_Exercise aim:_ Count how many lines contain "this" and reply with that number only.

_Extracted information:_

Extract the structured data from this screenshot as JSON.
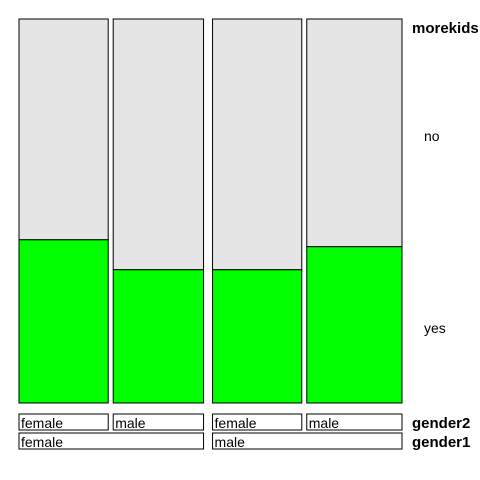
{
  "chart_data": {
    "type": "bar",
    "subtype": "spine-plot",
    "response_variable": "morekids",
    "response_levels": [
      {
        "label": "no",
        "color": "#e5e5e5"
      },
      {
        "label": "yes",
        "color": "#00ff00"
      }
    ],
    "factors": [
      {
        "name": "gender2",
        "levels": [
          "female",
          "male",
          "female",
          "male"
        ]
      },
      {
        "name": "gender1",
        "levels": [
          "female",
          "male"
        ]
      }
    ],
    "groups": [
      {
        "gender1": "female",
        "gender2": "female",
        "share": 0.237,
        "yes_fraction": 0.425
      },
      {
        "gender1": "female",
        "gender2": "male",
        "share": 0.24,
        "yes_fraction": 0.347
      },
      {
        "gender1": "male",
        "gender2": "female",
        "share": 0.237,
        "yes_fraction": 0.347
      },
      {
        "gender1": "male",
        "gender2": "male",
        "share": 0.253,
        "yes_fraction": 0.407
      }
    ]
  }
}
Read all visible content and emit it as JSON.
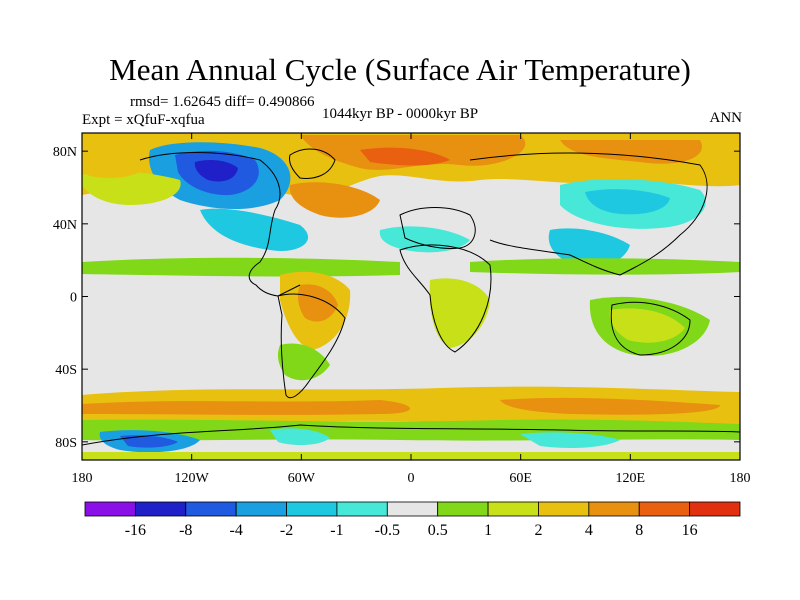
{
  "title": "Mean Annual Cycle (Surface Air Temperature)",
  "stats": "rmsd= 1.62645 diff= 0.490866",
  "experiment": "Expt = xQfuF-xqfua",
  "period": "1044kyr BP - 0000kyr BP",
  "season": "ANN",
  "axes": {
    "lat_labels": [
      "80N",
      "40N",
      "0",
      "40S",
      "80S"
    ],
    "lat_values": [
      80,
      40,
      0,
      -40,
      -80
    ],
    "lon_labels": [
      "180",
      "120W",
      "60W",
      "0",
      "60E",
      "120E",
      "180"
    ],
    "lon_values": [
      -180,
      -120,
      -60,
      0,
      60,
      120,
      180
    ]
  },
  "colorbar": {
    "colors": [
      "#8b10e8",
      "#2020c8",
      "#1f5ae0",
      "#1aa0e0",
      "#1ec8e0",
      "#48e8d8",
      "#e6e6e6",
      "#80d818",
      "#c8e018",
      "#e8c010",
      "#e89010",
      "#e86010",
      "#e03010"
    ],
    "labels": [
      "-16",
      "-8",
      "-4",
      "-2",
      "-1",
      "-0.5",
      "0.5",
      "1",
      "2",
      "4",
      "8",
      "16"
    ]
  },
  "chart_data": {
    "type": "heatmap",
    "title": "Mean Annual Cycle (Surface Air Temperature)",
    "xlim": [
      -180,
      180
    ],
    "ylim": [
      -90,
      90
    ],
    "contour_levels": [
      -16,
      -8,
      -4,
      -2,
      -1,
      -0.5,
      0.5,
      1,
      2,
      4,
      8,
      16
    ],
    "regions": [
      {
        "name": "arctic-ocean-warming",
        "lon": [
          -180,
          180
        ],
        "lat": [
          68,
          84
        ],
        "category": 11
      },
      {
        "name": "canada-greenland-cooling",
        "lon": [
          -115,
          -55
        ],
        "lat": [
          52,
          80
        ],
        "category": 2
      },
      {
        "name": "canada-core-cooling",
        "lon": [
          -105,
          -72
        ],
        "lat": [
          58,
          76
        ],
        "category": 1
      },
      {
        "name": "north-atlantic-warming",
        "lon": [
          -45,
          5
        ],
        "lat": [
          45,
          65
        ],
        "category": 10
      },
      {
        "name": "eurasia-cooling",
        "lon": [
          40,
          140
        ],
        "lat": [
          35,
          58
        ],
        "category": 4
      },
      {
        "name": "north-pacific-warming",
        "lon": [
          -180,
          -130
        ],
        "lat": [
          40,
          60
        ],
        "category": 9
      },
      {
        "name": "south-america-warming",
        "lon": [
          -75,
          -40
        ],
        "lat": [
          -20,
          5
        ],
        "category": 9
      },
      {
        "name": "southern-ocean-warming",
        "lon": [
          -180,
          180
        ],
        "lat": [
          -72,
          -55
        ],
        "category": 10
      },
      {
        "name": "antarctica-cooling",
        "lon": [
          -160,
          -100
        ],
        "lat": [
          -88,
          -76
        ],
        "category": 2
      }
    ]
  }
}
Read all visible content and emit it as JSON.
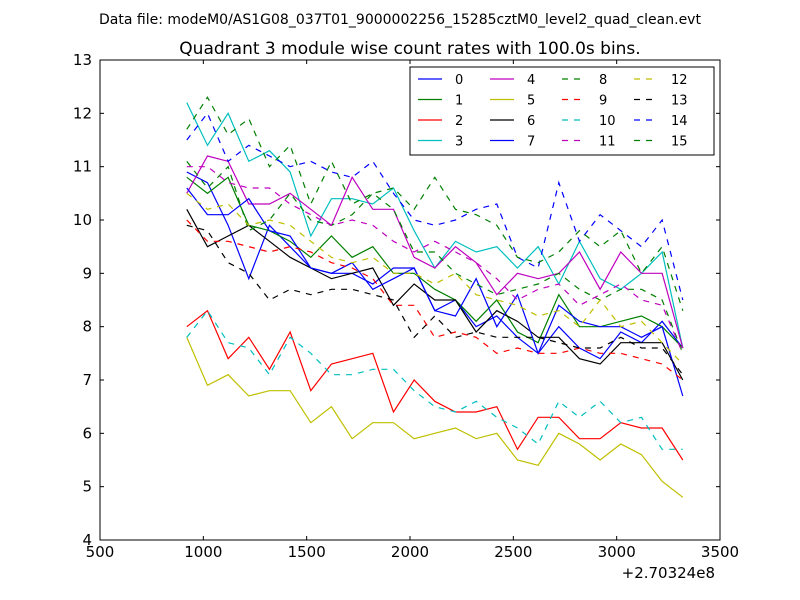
{
  "chart_data": {
    "type": "line",
    "suptitle": "Data file: modeM0/AS1G08_037T01_9000002256_15285cztM0_level2_quad_clean.evt",
    "title": "Quadrant 3 module wise count rates with 100.0s bins.",
    "xlabel": "",
    "ylabel": "",
    "x_offset_label": "+2.70324e8",
    "xlim": [
      500,
      3500
    ],
    "ylim": [
      4,
      13
    ],
    "xticks": [
      500,
      1000,
      1500,
      2000,
      2500,
      3000,
      3500
    ],
    "yticks": [
      4,
      5,
      6,
      7,
      8,
      9,
      10,
      11,
      12,
      13
    ],
    "grid": false,
    "legend_position": "upper-right",
    "legend_columns": 4,
    "x": [
      920,
      1020,
      1120,
      1220,
      1320,
      1420,
      1520,
      1620,
      1720,
      1820,
      1920,
      2020,
      2120,
      2220,
      2320,
      2420,
      2520,
      2620,
      2720,
      2820,
      2920,
      3020,
      3120,
      3220,
      3320
    ],
    "series": [
      {
        "name": "0",
        "color": "#0000ff",
        "style": "solid",
        "values": [
          10.9,
          10.7,
          9.9,
          8.9,
          9.9,
          9.5,
          9.1,
          9.0,
          9.0,
          8.8,
          9.1,
          9.1,
          8.3,
          8.5,
          8.0,
          8.2,
          7.8,
          7.5,
          8.0,
          7.6,
          7.4,
          7.9,
          7.7,
          8.1,
          7.6
        ]
      },
      {
        "name": "1",
        "color": "#008000",
        "style": "solid",
        "values": [
          10.8,
          10.5,
          10.8,
          9.9,
          9.8,
          9.6,
          9.3,
          9.7,
          9.3,
          9.5,
          9.0,
          9.0,
          8.7,
          8.5,
          8.1,
          8.5,
          7.9,
          7.7,
          8.6,
          8.0,
          8.0,
          8.1,
          8.2,
          8.0,
          7.6
        ]
      },
      {
        "name": "2",
        "color": "#ff0000",
        "style": "solid",
        "values": [
          8.0,
          8.3,
          7.4,
          7.8,
          7.2,
          7.9,
          6.8,
          7.3,
          7.4,
          7.5,
          6.4,
          7.0,
          6.6,
          6.4,
          6.4,
          6.5,
          5.7,
          6.3,
          6.3,
          5.9,
          5.9,
          6.2,
          6.1,
          6.1,
          5.5
        ]
      },
      {
        "name": "3",
        "color": "#00bfbf",
        "style": "solid",
        "values": [
          12.2,
          11.4,
          12.0,
          11.1,
          11.3,
          10.9,
          9.7,
          10.4,
          10.4,
          10.3,
          10.6,
          9.8,
          9.1,
          9.6,
          9.4,
          9.5,
          9.1,
          9.5,
          8.8,
          9.6,
          8.9,
          8.7,
          9.0,
          9.4,
          7.6
        ]
      },
      {
        "name": "4",
        "color": "#bf00bf",
        "style": "solid",
        "values": [
          10.5,
          11.2,
          11.1,
          10.3,
          10.3,
          10.5,
          10.2,
          9.9,
          10.8,
          10.2,
          10.2,
          9.3,
          9.1,
          9.5,
          9.2,
          8.6,
          9.0,
          8.9,
          9.0,
          9.4,
          8.7,
          9.4,
          9.0,
          9.0,
          7.6
        ]
      },
      {
        "name": "5",
        "color": "#bfbf00",
        "style": "solid",
        "values": [
          7.8,
          6.9,
          7.1,
          6.7,
          6.8,
          6.8,
          6.2,
          6.5,
          5.9,
          6.2,
          6.2,
          5.9,
          6.0,
          6.1,
          5.9,
          6.0,
          5.5,
          5.4,
          6.0,
          5.8,
          5.5,
          5.8,
          5.6,
          5.1,
          4.8
        ]
      },
      {
        "name": "6",
        "color": "#000000",
        "style": "solid",
        "values": [
          10.2,
          9.5,
          9.7,
          9.9,
          9.6,
          9.3,
          9.1,
          8.9,
          9.0,
          9.1,
          8.4,
          8.8,
          8.5,
          8.5,
          7.9,
          8.3,
          8.1,
          7.8,
          7.8,
          7.4,
          7.3,
          7.7,
          7.7,
          7.7,
          7.0
        ]
      },
      {
        "name": "7",
        "color": "#0000ff",
        "style": "solid",
        "values": [
          10.6,
          10.1,
          10.1,
          10.4,
          9.8,
          9.7,
          9.1,
          9.0,
          9.2,
          8.7,
          8.9,
          9.1,
          8.3,
          8.2,
          8.9,
          8.0,
          8.6,
          7.5,
          8.4,
          8.1,
          8.0,
          8.0,
          7.8,
          8.0,
          6.7
        ]
      },
      {
        "name": "8",
        "color": "#008000",
        "style": "dashed",
        "values": [
          11.1,
          10.6,
          11.0,
          9.8,
          10.0,
          10.5,
          10.0,
          9.9,
          10.1,
          10.5,
          10.2,
          9.4,
          9.4,
          9.0,
          8.8,
          8.6,
          8.7,
          8.8,
          9.0,
          8.7,
          8.5,
          8.7,
          8.7,
          8.5,
          7.5
        ]
      },
      {
        "name": "9",
        "color": "#ff0000",
        "style": "dashed",
        "values": [
          10.0,
          9.6,
          9.6,
          9.5,
          9.4,
          9.5,
          9.4,
          9.2,
          9.1,
          8.9,
          8.4,
          8.4,
          7.8,
          7.9,
          7.8,
          7.5,
          7.6,
          7.5,
          7.5,
          7.6,
          7.5,
          7.5,
          7.4,
          7.3,
          7.0
        ]
      },
      {
        "name": "10",
        "color": "#00bfbf",
        "style": "dashed",
        "values": [
          7.8,
          8.3,
          7.7,
          7.6,
          7.1,
          7.8,
          7.5,
          7.1,
          7.1,
          7.2,
          7.2,
          6.8,
          6.5,
          6.4,
          6.6,
          6.3,
          6.1,
          5.8,
          6.6,
          6.3,
          6.6,
          6.2,
          6.3,
          5.7,
          5.7
        ]
      },
      {
        "name": "11",
        "color": "#bf00bf",
        "style": "dashed",
        "values": [
          11.0,
          11.0,
          10.7,
          10.6,
          10.6,
          10.3,
          10.1,
          9.9,
          10.0,
          9.9,
          9.6,
          9.4,
          9.6,
          9.4,
          9.2,
          8.9,
          8.5,
          8.7,
          8.8,
          8.4,
          8.6,
          8.8,
          8.5,
          8.4,
          7.5
        ]
      },
      {
        "name": "12",
        "color": "#bfbf00",
        "style": "dashed",
        "values": [
          10.5,
          10.2,
          10.3,
          9.9,
          10.0,
          9.9,
          9.6,
          9.3,
          9.2,
          9.3,
          9.0,
          9.0,
          8.8,
          9.0,
          8.6,
          8.5,
          8.4,
          8.2,
          8.3,
          8.0,
          8.5,
          8.0,
          8.1,
          7.7,
          7.3
        ]
      },
      {
        "name": "13",
        "color": "#000000",
        "style": "dashed",
        "values": [
          9.9,
          9.8,
          9.2,
          9.0,
          8.5,
          8.7,
          8.6,
          8.7,
          8.7,
          8.6,
          8.5,
          7.8,
          8.2,
          7.8,
          7.9,
          7.8,
          7.8,
          7.8,
          7.7,
          7.6,
          7.6,
          7.8,
          7.6,
          7.6,
          7.1
        ]
      },
      {
        "name": "14",
        "color": "#0000ff",
        "style": "dashed",
        "values": [
          11.5,
          12.0,
          11.1,
          11.4,
          11.2,
          11.0,
          11.1,
          10.9,
          10.8,
          11.1,
          10.5,
          10.0,
          9.9,
          10.0,
          10.2,
          10.3,
          9.3,
          9.1,
          10.7,
          9.6,
          10.1,
          9.8,
          9.5,
          10.0,
          8.5
        ]
      },
      {
        "name": "15",
        "color": "#008000",
        "style": "dashed",
        "values": [
          11.7,
          12.3,
          11.6,
          11.9,
          11.0,
          11.4,
          10.3,
          11.1,
          10.3,
          10.5,
          10.6,
          10.2,
          10.8,
          10.2,
          10.1,
          9.9,
          9.3,
          9.2,
          9.4,
          9.8,
          9.5,
          9.8,
          9.0,
          9.5,
          8.3
        ]
      }
    ]
  }
}
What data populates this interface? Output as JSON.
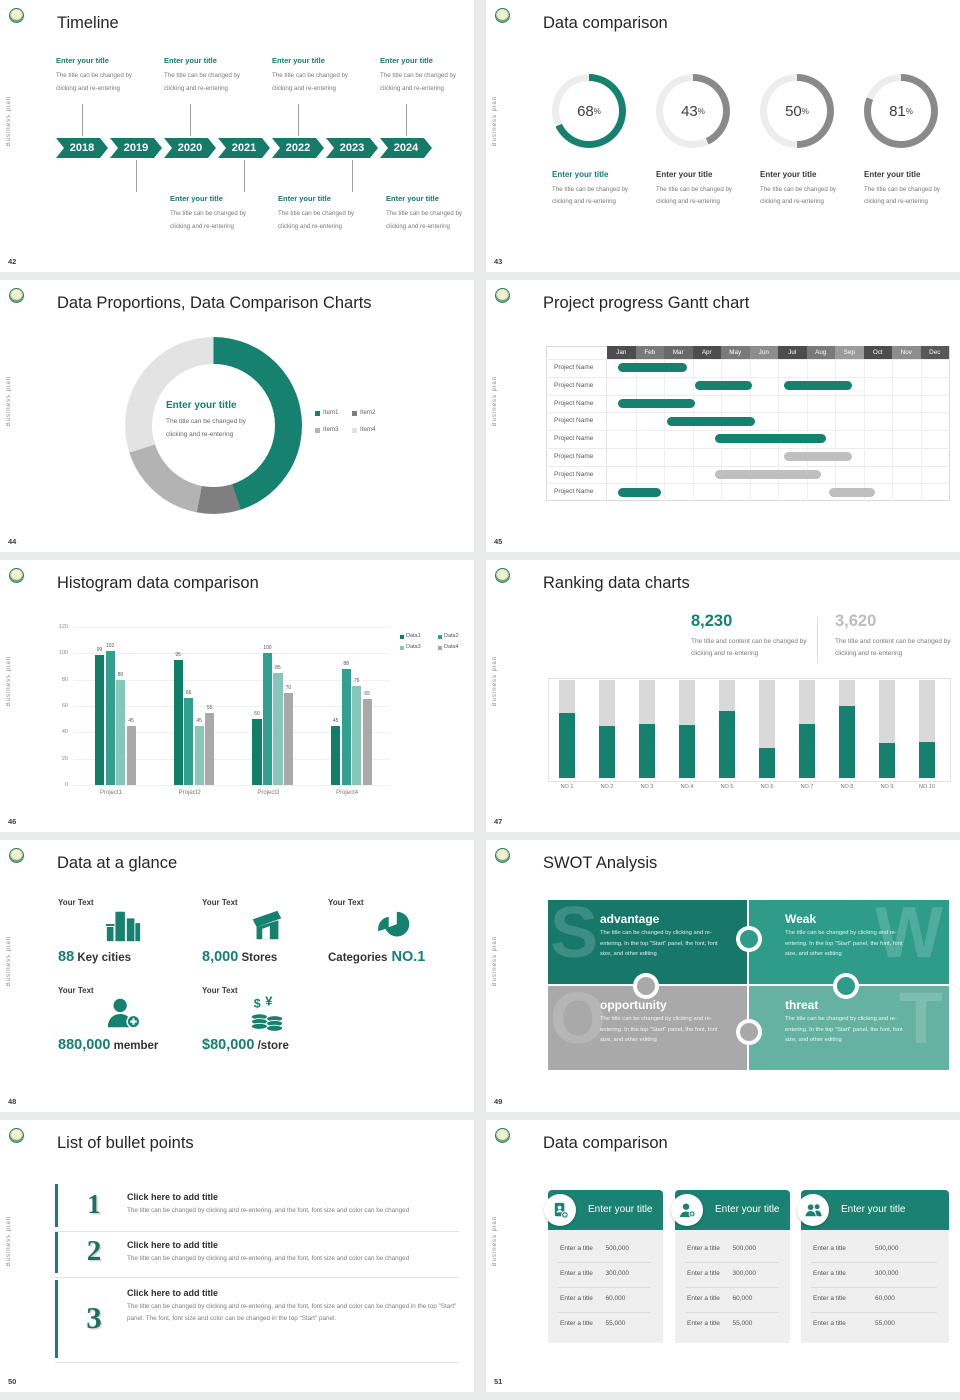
{
  "page": {
    "background": "#e9eaea",
    "accent_green": "#15816e",
    "gray": "#a9a9a9"
  },
  "common": {
    "vertical_label": "Business plan",
    "logo": "school-crest-logo"
  },
  "slides": {
    "timeline": {
      "number": "42",
      "title": "Timeline",
      "years": [
        "2018",
        "2019",
        "2020",
        "2021",
        "2022",
        "2023",
        "2024"
      ],
      "entry_title": "Enter your title",
      "entry_desc": "The title can be changed by clicking and re-entering",
      "top_entry_year_indexes": [
        0,
        2,
        4,
        6
      ],
      "bottom_entry_year_indexes": [
        1,
        3,
        5
      ]
    },
    "rings": {
      "number": "43",
      "title": "Data comparison",
      "item_title": "Enter your title",
      "item_desc": "The title can be changed by clicking and re-entering",
      "chart_data": {
        "type": "donut-progress",
        "values": [
          68,
          43,
          50,
          81
        ],
        "unit": "%",
        "highlight_index": 0,
        "highlight_color": "#15816e",
        "other_color": "#8a8a8a",
        "track_color": "#ededed"
      }
    },
    "donut": {
      "number": "44",
      "title": "Data Proportions, Data Comparison Charts",
      "center_title": "Enter your title",
      "center_desc": "The title can be changed by clicking and re-entering",
      "chart_data": {
        "type": "pie",
        "labels": [
          "Item1",
          "Item2",
          "Item3",
          "Item4"
        ],
        "values": [
          45,
          8,
          17,
          30
        ],
        "colors": [
          "#15816e",
          "#7f7f7f",
          "#b3b3b3",
          "#e3e3e3"
        ],
        "legend_position": "right"
      }
    },
    "gantt": {
      "number": "45",
      "title": "Project progress Gantt chart",
      "row_label": "Project Name",
      "row_count": 8,
      "months": [
        "Jan",
        "Feb",
        "Mar",
        "Apr",
        "May",
        "Jun",
        "Jul",
        "Aug",
        "Sep",
        "Oct",
        "Nov",
        "Dec"
      ],
      "month_colors": [
        "#4d4d4d",
        "#7a7a7a",
        "#696969",
        "#4d4d4d",
        "#7a7a7a",
        "#8d8d8d",
        "#4d4d4d",
        "#7a7a7a",
        "#9b9b9b",
        "#4d4d4d",
        "#8d8d8d",
        "#575757"
      ],
      "chart_data": {
        "type": "gantt",
        "bar_colors": {
          "green": "#15816e",
          "gray": "#bfbfbf"
        },
        "bars": [
          {
            "row": 0,
            "start": 0.4,
            "end": 2.8,
            "color": "green"
          },
          {
            "row": 1,
            "start": 3.1,
            "end": 5.1,
            "color": "green"
          },
          {
            "row": 1,
            "start": 6.2,
            "end": 8.6,
            "color": "green"
          },
          {
            "row": 2,
            "start": 0.4,
            "end": 3.1,
            "color": "green"
          },
          {
            "row": 3,
            "start": 2.1,
            "end": 5.2,
            "color": "green"
          },
          {
            "row": 4,
            "start": 3.8,
            "end": 7.7,
            "color": "green"
          },
          {
            "row": 5,
            "start": 6.2,
            "end": 8.6,
            "color": "gray"
          },
          {
            "row": 6,
            "start": 3.8,
            "end": 7.5,
            "color": "gray"
          },
          {
            "row": 7,
            "start": 0.4,
            "end": 1.9,
            "color": "green"
          },
          {
            "row": 7,
            "start": 7.8,
            "end": 9.4,
            "color": "gray"
          }
        ]
      }
    },
    "histogram": {
      "number": "46",
      "title": "Histogram data comparison",
      "chart_data": {
        "type": "bar",
        "categories": [
          "Project1",
          "Project2",
          "Project3",
          "Project4"
        ],
        "series": [
          {
            "name": "Data1",
            "color": "#0f7f6a",
            "values": [
              99,
              95,
              50,
              45
            ]
          },
          {
            "name": "Data2",
            "color": "#31a08e",
            "values": [
              102,
              66,
              100,
              88
            ]
          },
          {
            "name": "Data3",
            "color": "#86c7ba",
            "values": [
              80,
              45,
              85,
              75
            ]
          },
          {
            "name": "Data4",
            "color": "#a9a9a9",
            "values": [
              45,
              55,
              70,
              65
            ]
          }
        ],
        "ylim": [
          0,
          120
        ],
        "yticks": [
          0,
          20,
          40,
          60,
          80,
          100,
          120
        ],
        "grid": true,
        "legend_position": "top-right"
      }
    },
    "ranking": {
      "number": "47",
      "title": "Ranking data charts",
      "stat1": {
        "value": "8,230",
        "desc": "The title and content can be changed by clicking and re-entering",
        "color": "#15816e"
      },
      "stat2": {
        "value": "3,620",
        "desc": "The title and content can be changed by clicking and re-entering",
        "color": "#bdbdbd"
      },
      "chart_data": {
        "type": "bar",
        "categories": [
          "NO.1",
          "NO.2",
          "NO.3",
          "NO.4",
          "NO.5",
          "NO.6",
          "NO.7",
          "NO.8",
          "NO.9",
          "NO.10"
        ],
        "values_pct": [
          66,
          53,
          55,
          54,
          68,
          31,
          55,
          73,
          36,
          37
        ],
        "bar_color": "#15816e",
        "track_color": "#d9d9d9"
      }
    },
    "glance": {
      "number": "48",
      "title": "Data at a glance",
      "blocks": [
        {
          "label": "Your Text",
          "icon": "city-buildings-icon",
          "parts": [
            {
              "t": "88",
              "k": "num"
            },
            {
              "t": " Key cities",
              "k": "txt"
            }
          ]
        },
        {
          "label": "Your Text",
          "icon": "store-icon",
          "parts": [
            {
              "t": "8,000",
              "k": "num"
            },
            {
              "t": " Stores",
              "k": "txt"
            }
          ]
        },
        {
          "label": "Your Text",
          "icon": "pie-chart-icon",
          "parts": [
            {
              "t": "Categories",
              "k": "txt"
            },
            {
              "t": " NO.1",
              "k": "num"
            }
          ]
        },
        {
          "label": "Your Text",
          "icon": "member-add-icon",
          "parts": [
            {
              "t": "880,000",
              "k": "num"
            },
            {
              "t": " member",
              "k": "txt"
            }
          ]
        },
        {
          "label": "Your Text",
          "icon": "coins-icon",
          "parts": [
            {
              "t": "$80,000",
              "k": "num"
            },
            {
              "t": " /store",
              "k": "txt"
            }
          ]
        }
      ]
    },
    "swot": {
      "number": "49",
      "title": "SWOT Analysis",
      "body": "The title can be changed by clicking and re-entering. In the top \"Start\" panel, the font, font size, and other editing",
      "pieces": [
        {
          "letter": "S",
          "word": "advantage",
          "color": "#17786a",
          "letter_side": "left"
        },
        {
          "letter": "W",
          "word": "Weak",
          "color": "#2f9c8a",
          "letter_side": "right"
        },
        {
          "letter": "O",
          "word": "opportunity",
          "color": "#a9a9a9",
          "letter_side": "left"
        },
        {
          "letter": "T",
          "word": "threat",
          "color": "#66b2a2",
          "letter_side": "right"
        }
      ]
    },
    "bullets": {
      "number": "50",
      "title": "List of bullet points",
      "items": [
        {
          "num": "1",
          "title": "Click here to add title",
          "body": "The title can be changed by clicking and re-entering, and the font, font size and color can be changed"
        },
        {
          "num": "2",
          "title": "Click here to add title",
          "body": "The title can be changed by clicking and re-entering, and the font, font size and color can be changed"
        },
        {
          "num": "3",
          "title": "Click here to add title",
          "body": "The title can be changed by clicking and re-entering, and the font, font size and color can be changed in the top \"Start\" panel. The font, font size and color can be changed in the top \"Start\" panel."
        }
      ]
    },
    "cards": {
      "number": "51",
      "title": "Data comparison",
      "card_title": "Enter your title",
      "row_label": "Enter a title",
      "row_values": [
        "500,000",
        "300,000",
        "60,000",
        "55,000"
      ],
      "icons": [
        "id-card-plus-icon",
        "person-plus-icon",
        "people-icon"
      ]
    }
  }
}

_Answer to the exercise:_ 2